▸ **MATERIALS PROVIDED**:

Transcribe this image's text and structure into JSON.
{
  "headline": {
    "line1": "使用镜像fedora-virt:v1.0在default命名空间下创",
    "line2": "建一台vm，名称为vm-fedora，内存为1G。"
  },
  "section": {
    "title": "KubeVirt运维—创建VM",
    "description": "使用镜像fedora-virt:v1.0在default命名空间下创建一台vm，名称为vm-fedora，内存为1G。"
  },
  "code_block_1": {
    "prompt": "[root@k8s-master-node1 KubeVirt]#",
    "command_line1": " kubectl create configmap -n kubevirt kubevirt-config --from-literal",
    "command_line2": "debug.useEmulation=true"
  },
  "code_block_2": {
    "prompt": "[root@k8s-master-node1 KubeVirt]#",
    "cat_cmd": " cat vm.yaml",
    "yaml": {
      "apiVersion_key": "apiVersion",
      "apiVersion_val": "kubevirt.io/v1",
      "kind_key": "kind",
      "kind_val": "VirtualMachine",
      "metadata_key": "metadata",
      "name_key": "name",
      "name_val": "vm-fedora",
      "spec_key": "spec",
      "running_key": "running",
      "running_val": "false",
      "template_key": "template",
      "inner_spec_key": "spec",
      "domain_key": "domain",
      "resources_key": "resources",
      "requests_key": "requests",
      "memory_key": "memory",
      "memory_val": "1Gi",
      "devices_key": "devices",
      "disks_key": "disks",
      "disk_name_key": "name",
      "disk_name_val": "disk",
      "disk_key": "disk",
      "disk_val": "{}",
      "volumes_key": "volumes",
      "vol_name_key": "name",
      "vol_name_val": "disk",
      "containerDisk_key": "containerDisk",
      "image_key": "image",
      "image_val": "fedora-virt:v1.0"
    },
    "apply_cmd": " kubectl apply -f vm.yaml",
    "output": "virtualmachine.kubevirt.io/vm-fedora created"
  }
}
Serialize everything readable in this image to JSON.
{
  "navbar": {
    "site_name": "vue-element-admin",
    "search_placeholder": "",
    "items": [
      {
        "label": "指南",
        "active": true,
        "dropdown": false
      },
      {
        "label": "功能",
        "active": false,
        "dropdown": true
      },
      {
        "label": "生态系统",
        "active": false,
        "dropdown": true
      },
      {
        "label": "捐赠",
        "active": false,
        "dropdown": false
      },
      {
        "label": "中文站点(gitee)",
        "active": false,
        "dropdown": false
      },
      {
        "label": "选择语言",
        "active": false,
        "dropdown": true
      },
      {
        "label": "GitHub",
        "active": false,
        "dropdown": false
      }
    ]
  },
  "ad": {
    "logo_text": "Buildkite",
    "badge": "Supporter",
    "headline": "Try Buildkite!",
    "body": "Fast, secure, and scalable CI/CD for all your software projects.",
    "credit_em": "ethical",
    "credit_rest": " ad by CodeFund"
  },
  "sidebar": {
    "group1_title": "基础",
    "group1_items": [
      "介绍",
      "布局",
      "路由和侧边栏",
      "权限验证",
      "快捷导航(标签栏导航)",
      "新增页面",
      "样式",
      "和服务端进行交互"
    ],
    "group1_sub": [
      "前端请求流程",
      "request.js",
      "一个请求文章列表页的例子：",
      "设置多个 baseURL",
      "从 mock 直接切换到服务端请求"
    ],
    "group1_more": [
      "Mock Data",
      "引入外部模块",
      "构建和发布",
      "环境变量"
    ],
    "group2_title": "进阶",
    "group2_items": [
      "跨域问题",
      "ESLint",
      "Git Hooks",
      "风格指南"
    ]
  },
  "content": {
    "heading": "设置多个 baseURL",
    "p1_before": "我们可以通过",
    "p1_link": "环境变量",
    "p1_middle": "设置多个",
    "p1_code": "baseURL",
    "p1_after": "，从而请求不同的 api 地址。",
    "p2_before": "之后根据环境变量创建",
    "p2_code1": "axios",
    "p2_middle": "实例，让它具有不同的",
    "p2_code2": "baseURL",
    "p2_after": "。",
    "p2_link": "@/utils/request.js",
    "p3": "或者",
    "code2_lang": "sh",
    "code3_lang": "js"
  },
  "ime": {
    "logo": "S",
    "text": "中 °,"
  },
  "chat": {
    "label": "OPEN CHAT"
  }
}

▸ **REQUIRED WORK**: Within the records, how many lines include "使用镜像fedora"? The answer is the number and nothing else.

▸ **SOLUTION BELOW**: 2